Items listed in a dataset
====

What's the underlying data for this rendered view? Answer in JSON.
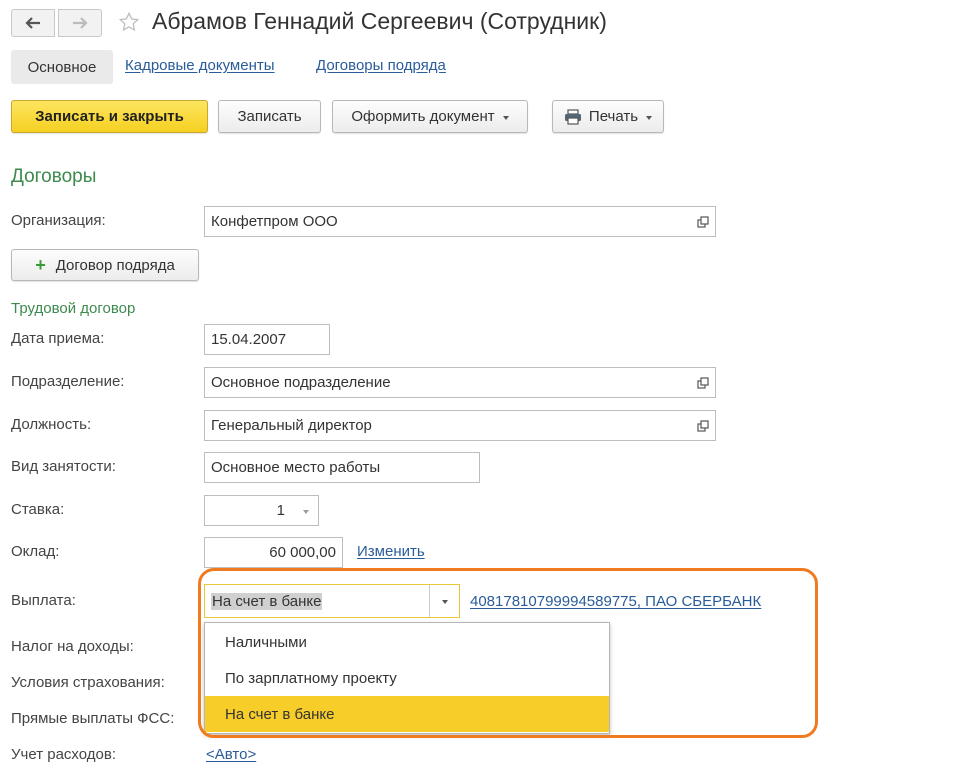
{
  "window": {
    "title": "Абрамов Геннадий Сергеевич (Сотрудник)",
    "back_icon": "arrow-left-icon",
    "forward_icon": "arrow-right-icon",
    "favorite_icon": "star-icon"
  },
  "tabs": [
    {
      "label": "Основное",
      "active": true
    },
    {
      "label": "Кадровые документы",
      "active": false
    },
    {
      "label": "Договоры подряда",
      "active": false
    }
  ],
  "toolbar": {
    "save_close": "Записать и закрыть",
    "save": "Записать",
    "make_document": "Оформить документ",
    "print": "Печать",
    "print_icon": "printer-icon"
  },
  "contracts": {
    "heading": "Договоры",
    "organization_label": "Организация:",
    "organization_value": "Конфетпром ООО",
    "add_contract_button": "Договор подряда",
    "add_icon": "plus-icon"
  },
  "labor": {
    "heading": "Трудовой договор",
    "hire_date_label": "Дата приема:",
    "hire_date_value": "15.04.2007",
    "department_label": "Подразделение:",
    "department_value": "Основное подразделение",
    "position_label": "Должность:",
    "position_value": "Генеральный директор",
    "employment_label": "Вид занятости:",
    "employment_value": "Основное место работы",
    "rate_label": "Ставка:",
    "rate_value": "1",
    "salary_label": "Оклад:",
    "salary_value": "60 000,00",
    "salary_change_link": "Изменить",
    "payment_label": "Выплата:",
    "payment_value": "На счет в банке",
    "payment_account_link": "40817810799994589775, ПАО СБЕРБАНК",
    "payment_options": [
      "Наличными",
      "По зарплатному проекту",
      "На счет в банке"
    ],
    "payment_selected_index": 2,
    "tax_label": "Налог на доходы:",
    "insurance_label": "Условия страхования:",
    "fss_label": "Прямые выплаты ФСС:",
    "expenses_label": "Учет расходов:",
    "expenses_link": "<Авто>"
  },
  "colors": {
    "accent_yellow": "#f5d021",
    "section_green": "#3d8a4e",
    "link_blue": "#2a5c9a",
    "highlight_orange": "#f07a20",
    "selected_item": "#f7cd2a"
  }
}
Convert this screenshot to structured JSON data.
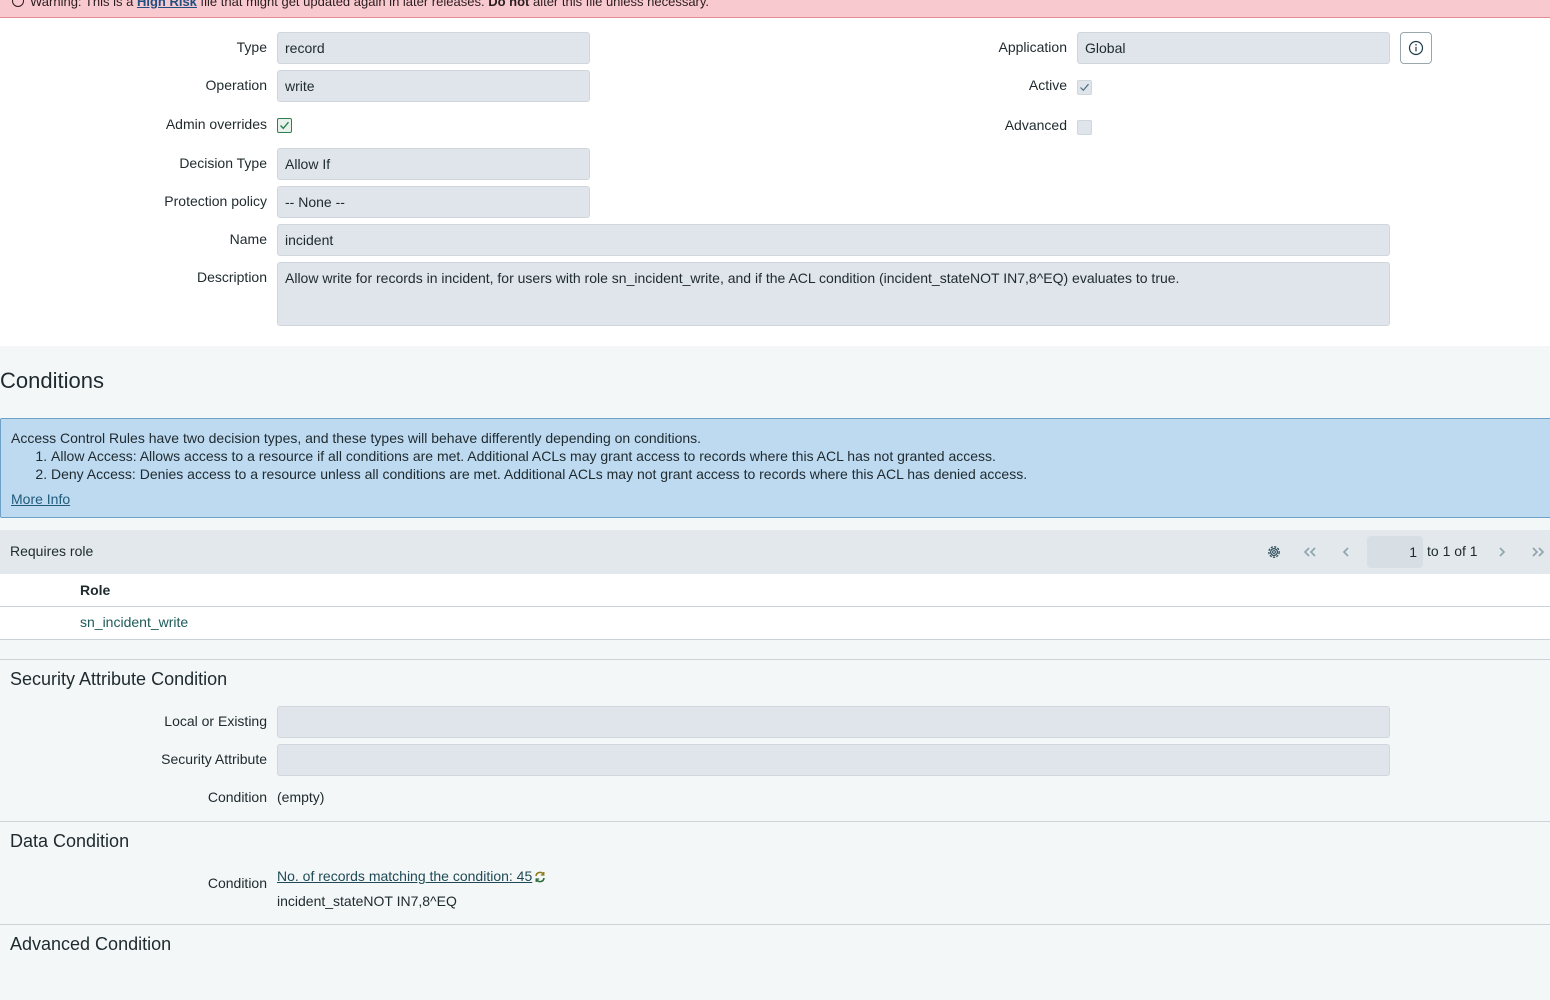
{
  "warning": {
    "prefix": "Warning: This is a",
    "link": "High Risk",
    "middle": "file that might get updated again in later releases.",
    "emphasis": "Do not",
    "suffix": "alter this file unless necessary."
  },
  "form": {
    "type": {
      "label": "Type",
      "value": "record"
    },
    "operation": {
      "label": "Operation",
      "value": "write"
    },
    "admin_overrides": {
      "label": "Admin overrides",
      "checked": true
    },
    "decision_type": {
      "label": "Decision Type",
      "value": "Allow If"
    },
    "protection_policy": {
      "label": "Protection policy",
      "value": "-- None --"
    },
    "name": {
      "label": "Name",
      "value": "incident"
    },
    "description": {
      "label": "Description",
      "value": "Allow write for records in incident, for users with role sn_incident_write, and if the ACL condition (incident_stateNOT IN7,8^EQ) evaluates to true."
    },
    "application": {
      "label": "Application",
      "value": "Global"
    },
    "active": {
      "label": "Active",
      "checked": true
    },
    "advanced": {
      "label": "Advanced",
      "checked": false
    }
  },
  "conditions": {
    "title": "Conditions",
    "info": {
      "intro": "Access Control Rules have two decision types, and these types will behave differently depending on conditions.",
      "items": [
        "Allow Access: Allows access to a resource if all conditions are met. Additional ACLs may grant access to records where this ACL has not granted access.",
        "Deny Access: Denies access to a resource unless all conditions are met. Additional ACLs may not grant access to records where this ACL has denied access."
      ],
      "more_info": "More Info"
    },
    "requires_role": {
      "title": "Requires role",
      "page": "1",
      "page_of": "to 1 of 1",
      "column": "Role",
      "rows": [
        "sn_incident_write"
      ]
    },
    "security_attribute": {
      "title": "Security Attribute Condition",
      "local_or_existing": {
        "label": "Local or Existing",
        "value": ""
      },
      "security_attribute": {
        "label": "Security Attribute",
        "value": ""
      },
      "condition": {
        "label": "Condition",
        "value": "(empty)"
      }
    },
    "data_condition": {
      "title": "Data Condition",
      "condition_label": "Condition",
      "match_link": "No. of records matching the condition: 45",
      "query": "incident_stateNOT IN7,8^EQ"
    },
    "advanced_condition": {
      "title": "Advanced Condition"
    }
  },
  "colors": {
    "warning_bg": "#f8c9cf",
    "field_bg": "#dfe5ea",
    "info_bg": "#bddaf1",
    "link": "#1f5b7a"
  }
}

====

Objective
Where a line above holds the string "heading", show that line.

Solution for this exercise
    "heading": "Договоры",
    "heading": "Трудовой договор",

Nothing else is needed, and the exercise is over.